-- BEGIN The data --
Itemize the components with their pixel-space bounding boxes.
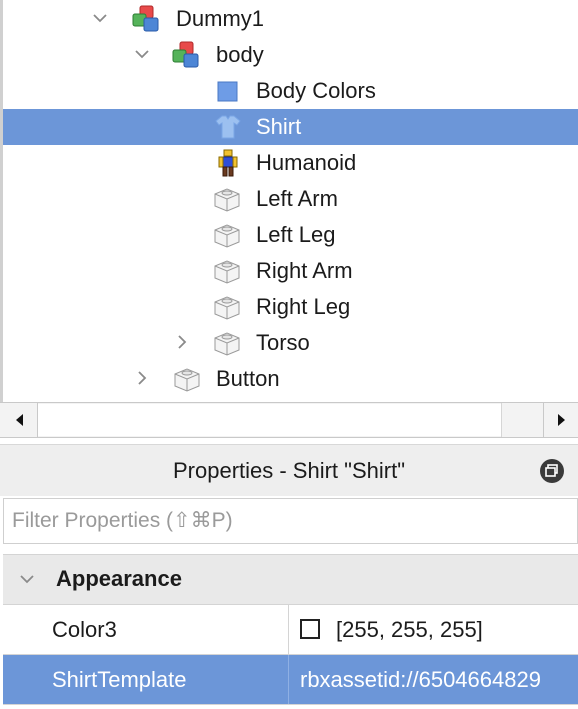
explorer-panel: Dummy1 body Body Colors Shirt Humanoid L… [0,0,578,436]
tree-item-label: Humanoid [256,150,357,175]
category-label: Appearance [56,566,182,591]
tree-item-label: Dummy1 [176,6,265,31]
tree-item-body-colors[interactable]: Body Colors [3,73,578,109]
properties-title: Properties - Shirt "Shirt" [172,458,406,483]
chevron-right-icon[interactable] [173,333,191,351]
tree-item-shirt[interactable]: Shirt [3,109,578,145]
chevron-right-icon[interactable] [133,369,151,387]
part-icon [211,221,241,249]
scrollbar-thumb[interactable] [501,403,542,437]
tree-item-label: Torso [256,330,310,355]
tree-item-label: Right Arm [256,258,353,283]
filter-properties-field[interactable] [3,498,578,544]
tree-item-label: Left Leg [256,222,336,247]
property-grid: Appearance Color3 [255, 255, 255] ShirtT… [3,554,578,709]
tree-item-button[interactable]: Button [3,361,578,397]
filter-properties-input[interactable] [4,499,577,543]
body-colors-icon [213,77,243,105]
category-appearance[interactable]: Appearance [3,555,578,605]
tree-item-left-arm[interactable]: Left Arm [3,181,578,217]
property-value[interactable]: rbxassetid://6504664829 [300,667,541,693]
chevron-down-icon[interactable] [91,9,109,27]
property-name: ShirtTemplate [52,667,187,692]
tree-item-label: body [216,42,264,67]
part-icon [211,293,241,321]
tree-item-humanoid[interactable]: Humanoid [3,145,578,181]
property-value[interactable]: [255, 255, 255] [336,617,483,643]
tree-item-label: Button [216,366,280,391]
tree-item-torso[interactable]: Torso [3,325,578,361]
property-row-color3[interactable]: Color3 [255, 255, 255] [3,605,578,655]
column-divider[interactable] [288,605,289,654]
model-icon [131,5,161,33]
part-icon [211,185,241,213]
tree-item-right-leg[interactable]: Right Leg [3,289,578,325]
part-icon [171,365,201,393]
part-icon [211,329,241,357]
tree-item-label: Shirt [256,114,302,139]
tree-item-label: Right Leg [256,294,351,319]
scrollbar-track[interactable] [38,404,502,436]
humanoid-icon [213,149,243,177]
column-divider[interactable] [288,655,289,704]
horizontal-scrollbar[interactable] [0,402,578,438]
tree-item-left-leg[interactable]: Left Leg [3,217,578,253]
properties-header: Properties - Shirt "Shirt" [0,444,578,496]
scroll-right-arrow-icon[interactable] [543,403,578,437]
property-name: Color3 [52,617,117,642]
color-swatch[interactable] [300,619,320,639]
part-icon [211,257,241,285]
shirt-icon [213,113,243,141]
tree-item-label: Left Arm [256,186,338,211]
chevron-down-icon[interactable] [17,569,37,589]
tree-item-body[interactable]: body [3,37,578,73]
property-row-shirttemplate[interactable]: ShirtTemplate rbxassetid://6504664829 [3,655,578,705]
model-icon [171,41,201,69]
tree-item-right-arm[interactable]: Right Arm [3,253,578,289]
tree-item-label: Body Colors [256,78,376,103]
chevron-down-icon[interactable] [133,45,151,63]
tree-item-dummy1[interactable]: Dummy1 [3,1,578,37]
scroll-left-arrow-icon[interactable] [3,403,38,437]
popout-icon[interactable] [540,459,564,483]
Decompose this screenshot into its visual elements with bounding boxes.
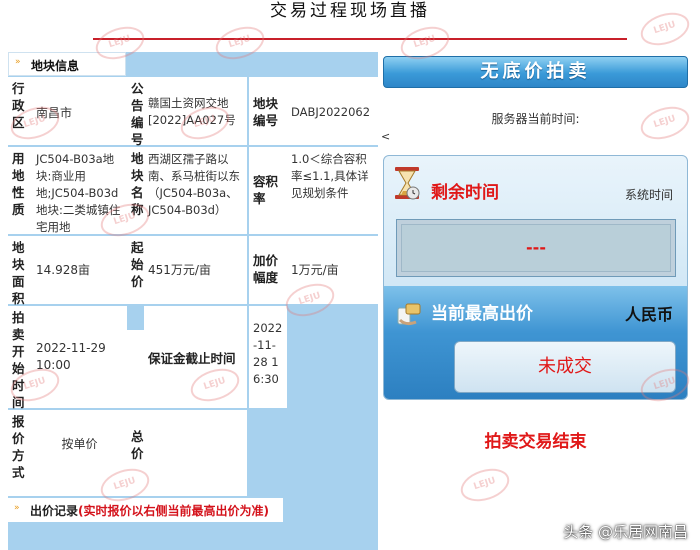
-- END The data --
* _What is required_
Return every line of the material above without changing any character. Leave the pictures out.

* _Output_
Itemize the components with their pixel-space bounding boxes.
explorer-panel: Dummy1 body Body Colors Shirt Humanoid L… [0,0,578,436]
tree-item-label: Humanoid [256,150,357,175]
category-label: Appearance [56,566,182,591]
tree-item-label: Dummy1 [176,6,265,31]
tree-item-body-colors[interactable]: Body Colors [3,73,578,109]
properties-title: Properties - Shirt "Shirt" [172,458,406,483]
chevron-right-icon[interactable] [173,333,191,351]
tree-item-shirt[interactable]: Shirt [3,109,578,145]
chevron-right-icon[interactable] [133,369,151,387]
part-icon [211,221,241,249]
scrollbar-thumb[interactable] [501,403,542,437]
tree-item-label: Torso [256,330,310,355]
tree-item-label: Right Arm [256,258,353,283]
filter-properties-field[interactable] [3,498,578,544]
tree-item-label: Left Leg [256,222,336,247]
property-grid: Appearance Color3 [255, 255, 255] ShirtT… [3,554,578,709]
tree-item-button[interactable]: Button [3,361,578,397]
filter-properties-input[interactable] [4,499,577,543]
body-colors-icon [213,77,243,105]
category-appearance[interactable]: Appearance [3,555,578,605]
tree-item-left-arm[interactable]: Left Arm [3,181,578,217]
property-value[interactable]: rbxassetid://6504664829 [300,667,541,693]
chevron-down-icon[interactable] [91,9,109,27]
property-name: ShirtTemplate [52,667,187,692]
tree-item-label: body [216,42,264,67]
part-icon [211,293,241,321]
tree-item-humanoid[interactable]: Humanoid [3,145,578,181]
property-value[interactable]: [255, 255, 255] [336,617,483,643]
tree-item-label: Button [216,366,280,391]
tree-item-torso[interactable]: Torso [3,325,578,361]
property-row-color3[interactable]: Color3 [255, 255, 255] [3,605,578,655]
column-divider[interactable] [288,605,289,654]
model-icon [131,5,161,33]
part-icon [211,185,241,213]
tree-item-right-leg[interactable]: Right Leg [3,289,578,325]
part-icon [171,365,201,393]
part-icon [211,329,241,357]
tree-item-label: Shirt [256,114,302,139]
tree-item-label: Right Leg [256,294,351,319]
scrollbar-track[interactable] [38,404,502,436]
humanoid-icon [213,149,243,177]
column-divider[interactable] [288,655,289,704]
horizontal-scrollbar[interactable] [0,402,578,438]
tree-item-left-leg[interactable]: Left Leg [3,217,578,253]
properties-header: Properties - Shirt "Shirt" [0,444,578,496]
scroll-right-arrow-icon[interactable] [543,403,578,437]
property-name: Color3 [52,617,117,642]
color-swatch[interactable] [300,619,320,639]
part-icon [211,257,241,285]
shirt-icon [213,113,243,141]
tree-item-label: Left Arm [256,186,338,211]
chevron-down-icon[interactable] [17,569,37,589]
tree-item-body[interactable]: body [3,37,578,73]
property-row-shirttemplate[interactable]: ShirtTemplate rbxassetid://6504664829 [3,655,578,705]
model-icon [171,41,201,69]
tree-item-right-arm[interactable]: Right Arm [3,253,578,289]
tree-item-label: Body Colors [256,78,376,103]
chevron-down-icon[interactable] [133,45,151,63]
tree-item-dummy1[interactable]: Dummy1 [3,1,578,37]
scroll-left-arrow-icon[interactable] [3,403,38,437]
popout-icon[interactable] [540,459,564,483]
Decompose this screenshot into its visual elements with bounding boxes.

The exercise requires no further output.